> **Stated task**: What is the number of lines holding the word "screenshot"? Write that number and nothing else.

> **Supplied entries**:
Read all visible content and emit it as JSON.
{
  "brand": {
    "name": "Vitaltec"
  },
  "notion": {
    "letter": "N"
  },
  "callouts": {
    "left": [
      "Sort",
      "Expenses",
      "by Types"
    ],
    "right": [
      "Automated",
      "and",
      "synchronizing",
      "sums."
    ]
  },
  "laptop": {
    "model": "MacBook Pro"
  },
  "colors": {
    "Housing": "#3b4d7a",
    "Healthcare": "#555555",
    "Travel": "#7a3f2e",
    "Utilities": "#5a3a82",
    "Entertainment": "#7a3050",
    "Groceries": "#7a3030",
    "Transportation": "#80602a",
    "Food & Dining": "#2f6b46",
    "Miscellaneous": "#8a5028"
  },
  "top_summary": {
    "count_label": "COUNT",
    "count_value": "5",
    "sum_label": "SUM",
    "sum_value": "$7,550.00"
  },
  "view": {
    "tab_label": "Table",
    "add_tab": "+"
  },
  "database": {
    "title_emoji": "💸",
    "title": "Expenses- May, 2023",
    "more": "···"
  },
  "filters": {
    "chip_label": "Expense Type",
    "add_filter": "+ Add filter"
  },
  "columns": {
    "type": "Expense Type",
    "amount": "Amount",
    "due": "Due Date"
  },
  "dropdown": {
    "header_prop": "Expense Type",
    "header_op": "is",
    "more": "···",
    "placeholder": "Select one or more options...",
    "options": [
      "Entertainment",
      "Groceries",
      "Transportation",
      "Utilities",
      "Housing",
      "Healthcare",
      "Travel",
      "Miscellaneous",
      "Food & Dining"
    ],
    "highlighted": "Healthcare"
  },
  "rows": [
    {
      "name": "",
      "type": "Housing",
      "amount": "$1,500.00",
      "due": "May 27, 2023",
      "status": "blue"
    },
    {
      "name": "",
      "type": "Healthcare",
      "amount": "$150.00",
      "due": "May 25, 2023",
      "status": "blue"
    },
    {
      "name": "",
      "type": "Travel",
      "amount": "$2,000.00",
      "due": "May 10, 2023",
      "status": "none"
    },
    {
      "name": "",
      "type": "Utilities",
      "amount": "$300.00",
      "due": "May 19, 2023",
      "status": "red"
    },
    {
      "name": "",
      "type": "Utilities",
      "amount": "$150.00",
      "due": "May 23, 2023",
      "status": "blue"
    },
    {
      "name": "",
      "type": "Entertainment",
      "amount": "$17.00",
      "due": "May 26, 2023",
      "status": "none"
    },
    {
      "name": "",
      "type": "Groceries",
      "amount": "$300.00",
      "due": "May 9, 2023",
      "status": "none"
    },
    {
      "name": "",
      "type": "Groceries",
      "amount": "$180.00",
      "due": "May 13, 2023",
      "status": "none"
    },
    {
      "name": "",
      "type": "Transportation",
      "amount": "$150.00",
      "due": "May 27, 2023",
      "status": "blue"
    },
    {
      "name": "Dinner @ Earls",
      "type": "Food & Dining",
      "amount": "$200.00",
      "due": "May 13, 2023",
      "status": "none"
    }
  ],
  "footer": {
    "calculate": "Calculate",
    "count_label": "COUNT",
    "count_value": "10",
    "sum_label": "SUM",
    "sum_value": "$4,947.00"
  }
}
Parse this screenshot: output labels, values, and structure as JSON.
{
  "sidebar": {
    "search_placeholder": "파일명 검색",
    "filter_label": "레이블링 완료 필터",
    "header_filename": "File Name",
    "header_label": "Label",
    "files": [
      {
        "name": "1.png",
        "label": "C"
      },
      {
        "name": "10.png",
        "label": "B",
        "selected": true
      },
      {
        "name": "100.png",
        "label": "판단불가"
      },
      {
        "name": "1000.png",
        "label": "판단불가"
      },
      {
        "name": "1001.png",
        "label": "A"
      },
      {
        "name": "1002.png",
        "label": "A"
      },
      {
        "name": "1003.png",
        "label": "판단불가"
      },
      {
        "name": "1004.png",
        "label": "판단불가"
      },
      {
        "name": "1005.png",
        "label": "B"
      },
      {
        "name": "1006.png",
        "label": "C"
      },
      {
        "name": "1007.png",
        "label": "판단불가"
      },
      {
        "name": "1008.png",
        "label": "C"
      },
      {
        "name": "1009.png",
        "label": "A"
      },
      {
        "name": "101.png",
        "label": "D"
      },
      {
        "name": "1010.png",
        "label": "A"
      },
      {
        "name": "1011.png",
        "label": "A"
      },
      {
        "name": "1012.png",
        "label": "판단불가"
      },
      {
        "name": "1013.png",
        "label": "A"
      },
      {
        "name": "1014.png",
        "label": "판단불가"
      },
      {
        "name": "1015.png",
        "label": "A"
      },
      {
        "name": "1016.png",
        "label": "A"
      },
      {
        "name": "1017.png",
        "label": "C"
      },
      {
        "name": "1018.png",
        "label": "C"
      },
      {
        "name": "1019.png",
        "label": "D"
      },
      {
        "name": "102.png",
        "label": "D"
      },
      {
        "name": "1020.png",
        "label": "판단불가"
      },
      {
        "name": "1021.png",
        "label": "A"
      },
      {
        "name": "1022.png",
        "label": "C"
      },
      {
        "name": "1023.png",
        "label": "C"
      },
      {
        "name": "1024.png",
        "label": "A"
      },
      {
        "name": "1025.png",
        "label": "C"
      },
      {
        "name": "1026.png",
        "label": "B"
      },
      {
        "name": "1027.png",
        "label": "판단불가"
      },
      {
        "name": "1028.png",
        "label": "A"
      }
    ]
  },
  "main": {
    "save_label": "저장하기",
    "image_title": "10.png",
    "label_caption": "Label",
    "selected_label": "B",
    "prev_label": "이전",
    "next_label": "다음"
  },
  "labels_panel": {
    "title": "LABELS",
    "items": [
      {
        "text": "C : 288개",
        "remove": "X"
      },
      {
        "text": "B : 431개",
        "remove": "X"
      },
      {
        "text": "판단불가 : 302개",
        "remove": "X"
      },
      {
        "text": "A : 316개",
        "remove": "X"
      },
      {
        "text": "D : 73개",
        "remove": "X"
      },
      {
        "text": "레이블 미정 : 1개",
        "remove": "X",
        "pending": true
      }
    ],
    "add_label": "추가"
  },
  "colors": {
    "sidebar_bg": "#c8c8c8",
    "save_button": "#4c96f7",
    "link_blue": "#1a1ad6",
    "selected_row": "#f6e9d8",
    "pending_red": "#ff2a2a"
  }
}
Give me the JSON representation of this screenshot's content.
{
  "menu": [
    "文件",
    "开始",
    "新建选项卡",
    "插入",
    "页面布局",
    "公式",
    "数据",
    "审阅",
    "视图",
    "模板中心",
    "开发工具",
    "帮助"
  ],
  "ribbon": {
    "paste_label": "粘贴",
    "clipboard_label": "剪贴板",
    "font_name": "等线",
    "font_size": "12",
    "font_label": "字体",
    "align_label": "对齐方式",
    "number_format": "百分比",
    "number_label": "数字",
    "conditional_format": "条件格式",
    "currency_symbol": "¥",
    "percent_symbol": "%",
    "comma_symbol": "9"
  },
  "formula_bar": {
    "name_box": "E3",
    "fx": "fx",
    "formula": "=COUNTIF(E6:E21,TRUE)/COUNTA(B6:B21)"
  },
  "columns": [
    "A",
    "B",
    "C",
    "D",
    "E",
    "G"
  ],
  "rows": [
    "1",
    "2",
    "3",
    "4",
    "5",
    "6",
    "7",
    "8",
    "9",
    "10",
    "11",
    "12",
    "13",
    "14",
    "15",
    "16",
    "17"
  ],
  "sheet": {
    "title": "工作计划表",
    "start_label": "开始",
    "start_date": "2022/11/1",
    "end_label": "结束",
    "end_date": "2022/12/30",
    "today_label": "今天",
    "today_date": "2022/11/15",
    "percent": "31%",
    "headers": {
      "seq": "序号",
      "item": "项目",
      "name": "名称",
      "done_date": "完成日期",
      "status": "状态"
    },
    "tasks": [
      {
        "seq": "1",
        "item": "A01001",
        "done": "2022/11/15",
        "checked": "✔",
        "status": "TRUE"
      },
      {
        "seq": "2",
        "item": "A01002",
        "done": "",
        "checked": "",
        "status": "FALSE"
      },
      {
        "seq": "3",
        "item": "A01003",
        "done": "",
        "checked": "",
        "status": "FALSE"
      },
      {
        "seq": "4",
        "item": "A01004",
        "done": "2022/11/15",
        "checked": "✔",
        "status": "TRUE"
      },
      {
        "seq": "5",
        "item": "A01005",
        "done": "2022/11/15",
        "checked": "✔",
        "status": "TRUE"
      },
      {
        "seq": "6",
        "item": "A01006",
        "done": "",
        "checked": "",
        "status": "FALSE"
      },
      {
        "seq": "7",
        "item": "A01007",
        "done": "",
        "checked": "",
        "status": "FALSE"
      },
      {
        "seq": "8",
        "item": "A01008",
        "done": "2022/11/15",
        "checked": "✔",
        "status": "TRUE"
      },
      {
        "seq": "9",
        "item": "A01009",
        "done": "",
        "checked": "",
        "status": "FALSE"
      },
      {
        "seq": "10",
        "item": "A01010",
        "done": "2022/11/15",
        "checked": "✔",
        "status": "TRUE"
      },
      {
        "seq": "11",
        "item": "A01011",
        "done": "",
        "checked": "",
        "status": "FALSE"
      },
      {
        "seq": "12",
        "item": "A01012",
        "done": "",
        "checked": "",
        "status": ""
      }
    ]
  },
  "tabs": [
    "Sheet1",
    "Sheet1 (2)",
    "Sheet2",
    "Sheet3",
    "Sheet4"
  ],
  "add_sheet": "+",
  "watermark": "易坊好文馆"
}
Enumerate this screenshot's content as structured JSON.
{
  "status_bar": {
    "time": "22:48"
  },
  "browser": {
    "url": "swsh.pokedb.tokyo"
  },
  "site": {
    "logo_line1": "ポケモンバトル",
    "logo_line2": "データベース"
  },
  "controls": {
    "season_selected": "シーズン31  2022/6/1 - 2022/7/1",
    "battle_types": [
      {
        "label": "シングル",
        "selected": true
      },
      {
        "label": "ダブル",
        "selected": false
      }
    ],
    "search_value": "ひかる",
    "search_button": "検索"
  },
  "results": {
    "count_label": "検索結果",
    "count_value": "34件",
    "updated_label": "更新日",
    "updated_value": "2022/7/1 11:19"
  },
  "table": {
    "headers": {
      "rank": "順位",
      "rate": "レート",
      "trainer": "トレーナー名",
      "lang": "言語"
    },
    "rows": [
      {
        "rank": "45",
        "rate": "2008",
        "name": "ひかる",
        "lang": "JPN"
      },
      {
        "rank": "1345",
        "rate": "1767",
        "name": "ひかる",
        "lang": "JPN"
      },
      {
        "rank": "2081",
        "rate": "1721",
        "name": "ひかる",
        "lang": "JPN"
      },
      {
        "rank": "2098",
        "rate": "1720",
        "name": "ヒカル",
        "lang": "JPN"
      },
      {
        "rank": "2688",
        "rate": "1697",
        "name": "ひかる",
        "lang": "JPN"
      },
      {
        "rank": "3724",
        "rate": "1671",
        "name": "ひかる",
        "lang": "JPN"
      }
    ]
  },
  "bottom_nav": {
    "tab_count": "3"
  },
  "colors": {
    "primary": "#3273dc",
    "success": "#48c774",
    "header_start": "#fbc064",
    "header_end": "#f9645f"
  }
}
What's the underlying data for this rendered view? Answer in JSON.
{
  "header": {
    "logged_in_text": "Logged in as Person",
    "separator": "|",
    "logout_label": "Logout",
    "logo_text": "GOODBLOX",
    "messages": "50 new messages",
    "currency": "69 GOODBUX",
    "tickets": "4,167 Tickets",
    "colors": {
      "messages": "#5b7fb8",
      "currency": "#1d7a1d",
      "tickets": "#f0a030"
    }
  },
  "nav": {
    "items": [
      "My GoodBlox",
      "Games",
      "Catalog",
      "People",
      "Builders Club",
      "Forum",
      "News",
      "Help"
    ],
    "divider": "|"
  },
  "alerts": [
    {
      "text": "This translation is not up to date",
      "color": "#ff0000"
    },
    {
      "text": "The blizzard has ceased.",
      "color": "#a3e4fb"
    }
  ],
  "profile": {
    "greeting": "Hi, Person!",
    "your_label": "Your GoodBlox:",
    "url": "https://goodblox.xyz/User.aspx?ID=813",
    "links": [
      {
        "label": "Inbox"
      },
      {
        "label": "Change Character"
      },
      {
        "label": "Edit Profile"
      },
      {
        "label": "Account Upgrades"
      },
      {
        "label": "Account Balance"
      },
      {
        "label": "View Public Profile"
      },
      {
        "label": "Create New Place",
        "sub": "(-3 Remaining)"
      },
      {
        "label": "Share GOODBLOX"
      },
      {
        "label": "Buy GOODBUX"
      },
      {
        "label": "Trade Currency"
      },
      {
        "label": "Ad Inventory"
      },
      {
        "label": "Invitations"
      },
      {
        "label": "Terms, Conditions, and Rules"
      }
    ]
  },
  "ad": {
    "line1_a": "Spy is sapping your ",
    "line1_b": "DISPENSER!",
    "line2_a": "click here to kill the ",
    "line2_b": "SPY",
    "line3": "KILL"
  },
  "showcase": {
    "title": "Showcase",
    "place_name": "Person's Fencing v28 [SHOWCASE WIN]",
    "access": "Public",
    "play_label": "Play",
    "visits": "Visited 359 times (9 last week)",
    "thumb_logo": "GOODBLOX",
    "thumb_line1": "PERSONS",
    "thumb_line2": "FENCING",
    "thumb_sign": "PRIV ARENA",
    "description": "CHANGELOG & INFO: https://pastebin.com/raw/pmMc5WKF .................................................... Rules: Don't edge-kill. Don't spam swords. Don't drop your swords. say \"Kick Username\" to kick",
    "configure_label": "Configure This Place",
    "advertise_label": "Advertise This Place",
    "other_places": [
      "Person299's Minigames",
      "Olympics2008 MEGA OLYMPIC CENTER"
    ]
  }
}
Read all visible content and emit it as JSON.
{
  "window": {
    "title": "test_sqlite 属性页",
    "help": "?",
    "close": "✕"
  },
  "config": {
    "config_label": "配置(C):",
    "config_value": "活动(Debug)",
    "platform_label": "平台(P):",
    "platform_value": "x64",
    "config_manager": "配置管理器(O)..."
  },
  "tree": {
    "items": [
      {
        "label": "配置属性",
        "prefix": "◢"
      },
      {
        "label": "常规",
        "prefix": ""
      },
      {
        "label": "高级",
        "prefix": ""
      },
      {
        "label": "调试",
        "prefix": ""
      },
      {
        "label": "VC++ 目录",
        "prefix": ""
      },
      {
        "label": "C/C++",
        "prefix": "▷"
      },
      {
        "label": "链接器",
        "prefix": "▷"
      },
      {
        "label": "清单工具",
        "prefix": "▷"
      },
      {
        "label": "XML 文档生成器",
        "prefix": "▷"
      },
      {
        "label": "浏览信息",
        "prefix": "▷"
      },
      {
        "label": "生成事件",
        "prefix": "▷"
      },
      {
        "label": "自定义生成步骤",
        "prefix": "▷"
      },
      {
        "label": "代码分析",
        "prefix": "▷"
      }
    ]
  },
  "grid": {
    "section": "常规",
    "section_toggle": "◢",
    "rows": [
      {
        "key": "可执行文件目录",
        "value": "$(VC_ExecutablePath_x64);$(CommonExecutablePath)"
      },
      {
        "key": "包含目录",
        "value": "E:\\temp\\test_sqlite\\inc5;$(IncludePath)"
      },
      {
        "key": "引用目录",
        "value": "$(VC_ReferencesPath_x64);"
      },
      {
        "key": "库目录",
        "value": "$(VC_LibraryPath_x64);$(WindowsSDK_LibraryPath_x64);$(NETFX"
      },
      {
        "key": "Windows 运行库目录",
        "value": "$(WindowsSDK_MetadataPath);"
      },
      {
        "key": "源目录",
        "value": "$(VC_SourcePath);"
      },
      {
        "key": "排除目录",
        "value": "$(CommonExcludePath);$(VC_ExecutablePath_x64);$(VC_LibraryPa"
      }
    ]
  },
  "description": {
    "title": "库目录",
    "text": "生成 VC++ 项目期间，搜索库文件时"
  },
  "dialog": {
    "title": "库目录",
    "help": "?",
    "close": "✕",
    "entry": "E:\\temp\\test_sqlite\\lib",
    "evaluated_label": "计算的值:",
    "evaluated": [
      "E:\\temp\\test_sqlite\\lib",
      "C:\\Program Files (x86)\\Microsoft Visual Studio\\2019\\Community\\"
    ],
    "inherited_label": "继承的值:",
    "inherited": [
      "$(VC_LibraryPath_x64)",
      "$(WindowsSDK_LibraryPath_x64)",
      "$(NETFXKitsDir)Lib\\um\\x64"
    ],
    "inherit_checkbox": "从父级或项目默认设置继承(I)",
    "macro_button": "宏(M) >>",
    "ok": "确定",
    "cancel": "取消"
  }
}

> **Task result**: 3